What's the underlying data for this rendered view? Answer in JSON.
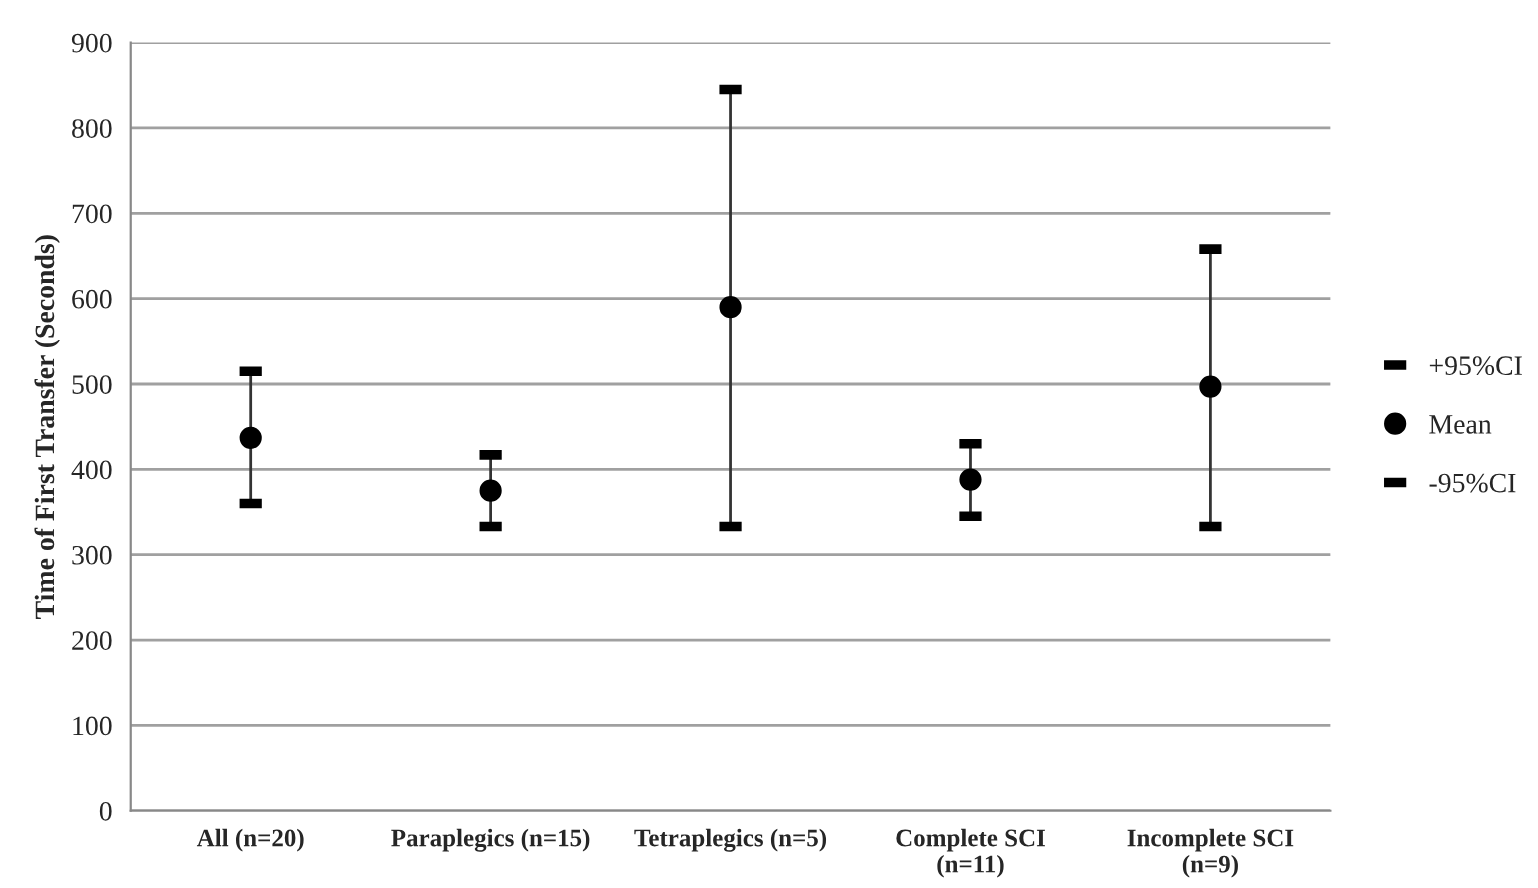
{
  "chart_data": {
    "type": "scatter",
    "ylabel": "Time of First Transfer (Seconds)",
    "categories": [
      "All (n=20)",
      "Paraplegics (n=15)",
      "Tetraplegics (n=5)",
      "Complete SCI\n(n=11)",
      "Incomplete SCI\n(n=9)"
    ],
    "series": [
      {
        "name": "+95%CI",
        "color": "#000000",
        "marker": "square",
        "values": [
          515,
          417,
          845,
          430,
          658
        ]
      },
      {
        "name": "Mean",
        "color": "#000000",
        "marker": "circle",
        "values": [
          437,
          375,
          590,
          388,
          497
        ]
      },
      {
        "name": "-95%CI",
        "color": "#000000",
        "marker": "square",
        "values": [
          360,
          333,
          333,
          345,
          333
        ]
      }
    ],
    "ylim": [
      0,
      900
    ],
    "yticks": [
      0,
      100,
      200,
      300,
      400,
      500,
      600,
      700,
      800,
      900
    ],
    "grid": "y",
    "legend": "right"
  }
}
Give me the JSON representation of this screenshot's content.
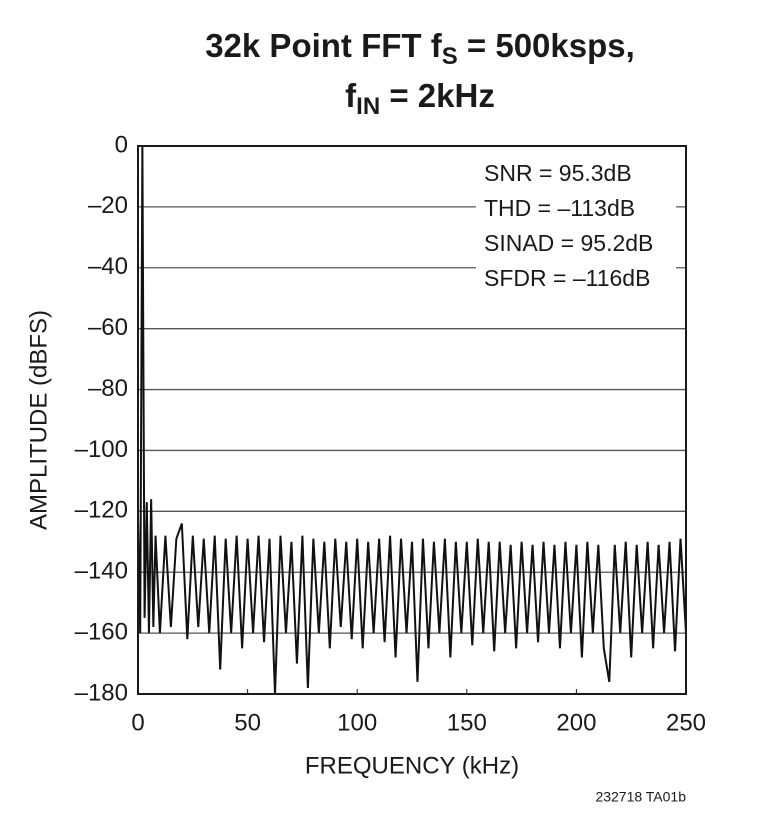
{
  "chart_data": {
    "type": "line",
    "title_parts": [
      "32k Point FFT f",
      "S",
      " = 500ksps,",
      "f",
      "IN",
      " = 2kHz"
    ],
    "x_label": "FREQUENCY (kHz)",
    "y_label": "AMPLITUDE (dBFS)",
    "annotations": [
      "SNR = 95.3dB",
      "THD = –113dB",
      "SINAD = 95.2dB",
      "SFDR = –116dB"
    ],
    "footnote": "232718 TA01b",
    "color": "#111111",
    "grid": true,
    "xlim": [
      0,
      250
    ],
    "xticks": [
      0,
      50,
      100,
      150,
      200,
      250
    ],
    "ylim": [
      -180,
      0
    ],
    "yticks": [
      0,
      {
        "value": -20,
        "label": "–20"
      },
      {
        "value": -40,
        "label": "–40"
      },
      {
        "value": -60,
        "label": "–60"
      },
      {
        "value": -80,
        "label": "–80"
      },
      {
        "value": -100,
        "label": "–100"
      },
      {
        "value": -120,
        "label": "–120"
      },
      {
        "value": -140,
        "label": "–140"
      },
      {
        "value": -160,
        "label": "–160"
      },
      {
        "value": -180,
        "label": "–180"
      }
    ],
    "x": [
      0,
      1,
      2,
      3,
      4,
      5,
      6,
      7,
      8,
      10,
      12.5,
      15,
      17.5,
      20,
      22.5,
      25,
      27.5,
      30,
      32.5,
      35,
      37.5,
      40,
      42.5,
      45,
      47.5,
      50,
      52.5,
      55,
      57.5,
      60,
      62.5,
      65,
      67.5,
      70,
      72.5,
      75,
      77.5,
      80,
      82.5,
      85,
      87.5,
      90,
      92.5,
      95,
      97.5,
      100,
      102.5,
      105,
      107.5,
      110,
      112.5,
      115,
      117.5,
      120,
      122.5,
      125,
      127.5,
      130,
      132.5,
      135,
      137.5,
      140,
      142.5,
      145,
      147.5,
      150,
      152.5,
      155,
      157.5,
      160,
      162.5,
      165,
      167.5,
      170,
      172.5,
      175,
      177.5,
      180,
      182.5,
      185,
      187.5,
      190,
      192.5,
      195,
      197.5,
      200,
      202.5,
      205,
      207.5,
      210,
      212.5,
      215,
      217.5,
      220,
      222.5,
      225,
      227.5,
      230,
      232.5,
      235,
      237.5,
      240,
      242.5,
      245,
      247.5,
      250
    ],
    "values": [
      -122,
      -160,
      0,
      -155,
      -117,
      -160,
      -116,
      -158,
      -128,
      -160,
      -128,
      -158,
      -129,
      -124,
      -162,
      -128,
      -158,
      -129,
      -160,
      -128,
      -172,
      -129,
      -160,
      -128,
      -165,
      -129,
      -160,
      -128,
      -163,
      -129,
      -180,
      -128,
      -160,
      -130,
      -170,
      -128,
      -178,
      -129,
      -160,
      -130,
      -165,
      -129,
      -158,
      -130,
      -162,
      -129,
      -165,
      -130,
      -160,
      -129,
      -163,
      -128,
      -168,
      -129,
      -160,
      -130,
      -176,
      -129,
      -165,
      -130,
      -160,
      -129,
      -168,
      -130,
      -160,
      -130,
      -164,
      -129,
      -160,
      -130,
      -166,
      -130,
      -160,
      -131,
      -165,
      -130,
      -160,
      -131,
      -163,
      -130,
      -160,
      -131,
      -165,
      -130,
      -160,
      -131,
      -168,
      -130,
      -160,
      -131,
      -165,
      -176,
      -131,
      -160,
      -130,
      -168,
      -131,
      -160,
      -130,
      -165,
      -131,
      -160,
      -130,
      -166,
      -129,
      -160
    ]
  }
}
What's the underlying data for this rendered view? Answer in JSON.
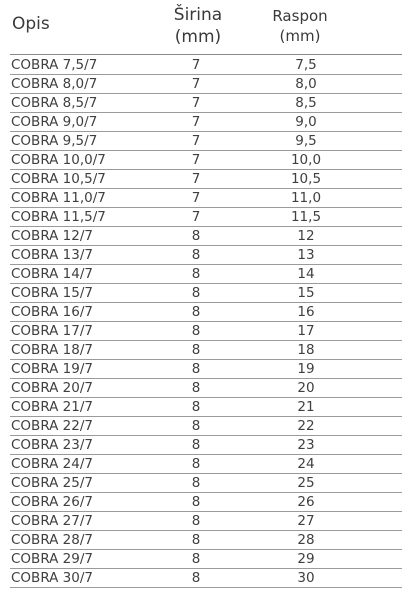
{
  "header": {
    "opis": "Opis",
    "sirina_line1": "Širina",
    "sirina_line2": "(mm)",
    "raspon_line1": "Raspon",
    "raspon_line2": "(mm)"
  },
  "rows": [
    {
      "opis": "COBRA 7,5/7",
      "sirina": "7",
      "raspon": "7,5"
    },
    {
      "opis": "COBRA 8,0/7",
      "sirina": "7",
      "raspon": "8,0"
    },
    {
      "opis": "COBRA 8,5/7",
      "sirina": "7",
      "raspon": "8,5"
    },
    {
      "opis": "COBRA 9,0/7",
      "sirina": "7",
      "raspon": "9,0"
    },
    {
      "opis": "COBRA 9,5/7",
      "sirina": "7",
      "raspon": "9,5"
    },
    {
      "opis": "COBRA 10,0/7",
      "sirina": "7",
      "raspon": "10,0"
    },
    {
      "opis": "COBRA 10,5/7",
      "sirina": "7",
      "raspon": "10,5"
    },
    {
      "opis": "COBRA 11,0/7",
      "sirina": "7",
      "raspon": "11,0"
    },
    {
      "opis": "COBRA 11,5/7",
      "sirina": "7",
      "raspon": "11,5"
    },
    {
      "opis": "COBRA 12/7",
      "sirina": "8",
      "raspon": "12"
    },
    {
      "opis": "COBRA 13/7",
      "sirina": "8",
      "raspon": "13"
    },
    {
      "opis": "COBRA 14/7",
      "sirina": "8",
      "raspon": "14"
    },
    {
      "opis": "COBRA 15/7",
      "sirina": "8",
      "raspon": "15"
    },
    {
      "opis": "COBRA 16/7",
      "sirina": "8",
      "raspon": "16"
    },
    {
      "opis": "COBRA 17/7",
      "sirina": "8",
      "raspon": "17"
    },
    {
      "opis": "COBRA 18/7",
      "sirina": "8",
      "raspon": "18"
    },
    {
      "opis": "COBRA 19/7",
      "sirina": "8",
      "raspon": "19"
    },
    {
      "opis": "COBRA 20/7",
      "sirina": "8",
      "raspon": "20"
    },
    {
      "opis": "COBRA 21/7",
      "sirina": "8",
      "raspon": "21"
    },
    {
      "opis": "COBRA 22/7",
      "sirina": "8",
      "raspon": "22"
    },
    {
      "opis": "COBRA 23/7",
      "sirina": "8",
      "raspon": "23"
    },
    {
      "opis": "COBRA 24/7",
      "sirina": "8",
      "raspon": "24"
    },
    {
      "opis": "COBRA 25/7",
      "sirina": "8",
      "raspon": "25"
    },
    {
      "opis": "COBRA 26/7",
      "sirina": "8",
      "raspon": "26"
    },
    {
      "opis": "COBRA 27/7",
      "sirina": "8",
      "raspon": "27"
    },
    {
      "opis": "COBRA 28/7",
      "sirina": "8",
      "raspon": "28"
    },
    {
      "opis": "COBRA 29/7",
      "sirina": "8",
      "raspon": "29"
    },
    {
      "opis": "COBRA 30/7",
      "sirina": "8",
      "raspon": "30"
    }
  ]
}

* Directions
Using the material above, return every line exactly as it appears, minus the pictures.

* Final answer
What's the underlying data for this rendered view? Answer in JSON.
{
  "chart_data": {
    "type": "scatter",
    "ylabel": "Time of First Transfer (Seconds)",
    "categories": [
      "All (n=20)",
      "Paraplegics (n=15)",
      "Tetraplegics (n=5)",
      "Complete SCI\n(n=11)",
      "Incomplete SCI\n(n=9)"
    ],
    "series": [
      {
        "name": "+95%CI",
        "color": "#000000",
        "marker": "square",
        "values": [
          515,
          417,
          845,
          430,
          658
        ]
      },
      {
        "name": "Mean",
        "color": "#000000",
        "marker": "circle",
        "values": [
          437,
          375,
          590,
          388,
          497
        ]
      },
      {
        "name": "-95%CI",
        "color": "#000000",
        "marker": "square",
        "values": [
          360,
          333,
          333,
          345,
          333
        ]
      }
    ],
    "ylim": [
      0,
      900
    ],
    "yticks": [
      0,
      100,
      200,
      300,
      400,
      500,
      600,
      700,
      800,
      900
    ],
    "grid": "y",
    "legend": "right"
  }
}
Give me the JSON representation of this screenshot's content.
{
  "chart_data": {
    "type": "line",
    "title_parts": [
      "32k Point FFT f",
      "S",
      " = 500ksps,",
      "f",
      "IN",
      " = 2kHz"
    ],
    "x_label": "FREQUENCY (kHz)",
    "y_label": "AMPLITUDE (dBFS)",
    "annotations": [
      "SNR = 95.3dB",
      "THD = –113dB",
      "SINAD = 95.2dB",
      "SFDR = –116dB"
    ],
    "footnote": "232718 TA01b",
    "color": "#111111",
    "grid": true,
    "xlim": [
      0,
      250
    ],
    "xticks": [
      0,
      50,
      100,
      150,
      200,
      250
    ],
    "ylim": [
      -180,
      0
    ],
    "yticks": [
      0,
      {
        "value": -20,
        "label": "–20"
      },
      {
        "value": -40,
        "label": "–40"
      },
      {
        "value": -60,
        "label": "–60"
      },
      {
        "value": -80,
        "label": "–80"
      },
      {
        "value": -100,
        "label": "–100"
      },
      {
        "value": -120,
        "label": "–120"
      },
      {
        "value": -140,
        "label": "–140"
      },
      {
        "value": -160,
        "label": "–160"
      },
      {
        "value": -180,
        "label": "–180"
      }
    ],
    "x": [
      0,
      1,
      2,
      3,
      4,
      5,
      6,
      7,
      8,
      10,
      12.5,
      15,
      17.5,
      20,
      22.5,
      25,
      27.5,
      30,
      32.5,
      35,
      37.5,
      40,
      42.5,
      45,
      47.5,
      50,
      52.5,
      55,
      57.5,
      60,
      62.5,
      65,
      67.5,
      70,
      72.5,
      75,
      77.5,
      80,
      82.5,
      85,
      87.5,
      90,
      92.5,
      95,
      97.5,
      100,
      102.5,
      105,
      107.5,
      110,
      112.5,
      115,
      117.5,
      120,
      122.5,
      125,
      127.5,
      130,
      132.5,
      135,
      137.5,
      140,
      142.5,
      145,
      147.5,
      150,
      152.5,
      155,
      157.5,
      160,
      162.5,
      165,
      167.5,
      170,
      172.5,
      175,
      177.5,
      180,
      182.5,
      185,
      187.5,
      190,
      192.5,
      195,
      197.5,
      200,
      202.5,
      205,
      207.5,
      210,
      212.5,
      215,
      217.5,
      220,
      222.5,
      225,
      227.5,
      230,
      232.5,
      235,
      237.5,
      240,
      242.5,
      245,
      247.5,
      250
    ],
    "values": [
      -122,
      -160,
      0,
      -155,
      -117,
      -160,
      -116,
      -158,
      -128,
      -160,
      -128,
      -158,
      -129,
      -124,
      -162,
      -128,
      -158,
      -129,
      -160,
      -128,
      -172,
      -129,
      -160,
      -128,
      -165,
      -129,
      -160,
      -128,
      -163,
      -129,
      -180,
      -128,
      -160,
      -130,
      -170,
      -128,
      -178,
      -129,
      -160,
      -130,
      -165,
      -129,
      -158,
      -130,
      -162,
      -129,
      -165,
      -130,
      -160,
      -129,
      -163,
      -128,
      -168,
      -129,
      -160,
      -130,
      -176,
      -129,
      -165,
      -130,
      -160,
      -129,
      -168,
      -130,
      -160,
      -130,
      -164,
      -129,
      -160,
      -130,
      -166,
      -130,
      -160,
      -131,
      -165,
      -130,
      -160,
      -131,
      -163,
      -130,
      -160,
      -131,
      -165,
      -130,
      -160,
      -131,
      -168,
      -130,
      -160,
      -131,
      -165,
      -176,
      -131,
      -160,
      -130,
      -168,
      -131,
      -160,
      -130,
      -165,
      -131,
      -160,
      -130,
      -166,
      -129,
      -160
    ]
  }
}
What's the underlying data for this rendered view? Answer in JSON.
{
  "header": {
    "opis": "Opis",
    "sirina_line1": "Širina",
    "sirina_line2": "(mm)",
    "raspon_line1": "Raspon",
    "raspon_line2": "(mm)"
  },
  "rows": [
    {
      "opis": "COBRA 7,5/7",
      "sirina": "7",
      "raspon": "7,5"
    },
    {
      "opis": "COBRA 8,0/7",
      "sirina": "7",
      "raspon": "8,0"
    },
    {
      "opis": "COBRA 8,5/7",
      "sirina": "7",
      "raspon": "8,5"
    },
    {
      "opis": "COBRA 9,0/7",
      "sirina": "7",
      "raspon": "9,0"
    },
    {
      "opis": "COBRA 9,5/7",
      "sirina": "7",
      "raspon": "9,5"
    },
    {
      "opis": "COBRA 10,0/7",
      "sirina": "7",
      "raspon": "10,0"
    },
    {
      "opis": "COBRA 10,5/7",
      "sirina": "7",
      "raspon": "10,5"
    },
    {
      "opis": "COBRA 11,0/7",
      "sirina": "7",
      "raspon": "11,0"
    },
    {
      "opis": "COBRA 11,5/7",
      "sirina": "7",
      "raspon": "11,5"
    },
    {
      "opis": "COBRA 12/7",
      "sirina": "8",
      "raspon": "12"
    },
    {
      "opis": "COBRA 13/7",
      "sirina": "8",
      "raspon": "13"
    },
    {
      "opis": "COBRA 14/7",
      "sirina": "8",
      "raspon": "14"
    },
    {
      "opis": "COBRA 15/7",
      "sirina": "8",
      "raspon": "15"
    },
    {
      "opis": "COBRA 16/7",
      "sirina": "8",
      "raspon": "16"
    },
    {
      "opis": "COBRA 17/7",
      "sirina": "8",
      "raspon": "17"
    },
    {
      "opis": "COBRA 18/7",
      "sirina": "8",
      "raspon": "18"
    },
    {
      "opis": "COBRA 19/7",
      "sirina": "8",
      "raspon": "19"
    },
    {
      "opis": "COBRA 20/7",
      "sirina": "8",
      "raspon": "20"
    },
    {
      "opis": "COBRA 21/7",
      "sirina": "8",
      "raspon": "21"
    },
    {
      "opis": "COBRA 22/7",
      "sirina": "8",
      "raspon": "22"
    },
    {
      "opis": "COBRA 23/7",
      "sirina": "8",
      "raspon": "23"
    },
    {
      "opis": "COBRA 24/7",
      "sirina": "8",
      "raspon": "24"
    },
    {
      "opis": "COBRA 25/7",
      "sirina": "8",
      "raspon": "25"
    },
    {
      "opis": "COBRA 26/7",
      "sirina": "8",
      "raspon": "26"
    },
    {
      "opis": "COBRA 27/7",
      "sirina": "8",
      "raspon": "27"
    },
    {
      "opis": "COBRA 28/7",
      "sirina": "8",
      "raspon": "28"
    },
    {
      "opis": "COBRA 29/7",
      "sirina": "8",
      "raspon": "29"
    },
    {
      "opis": "COBRA 30/7",
      "sirina": "8",
      "raspon": "30"
    }
  ]
}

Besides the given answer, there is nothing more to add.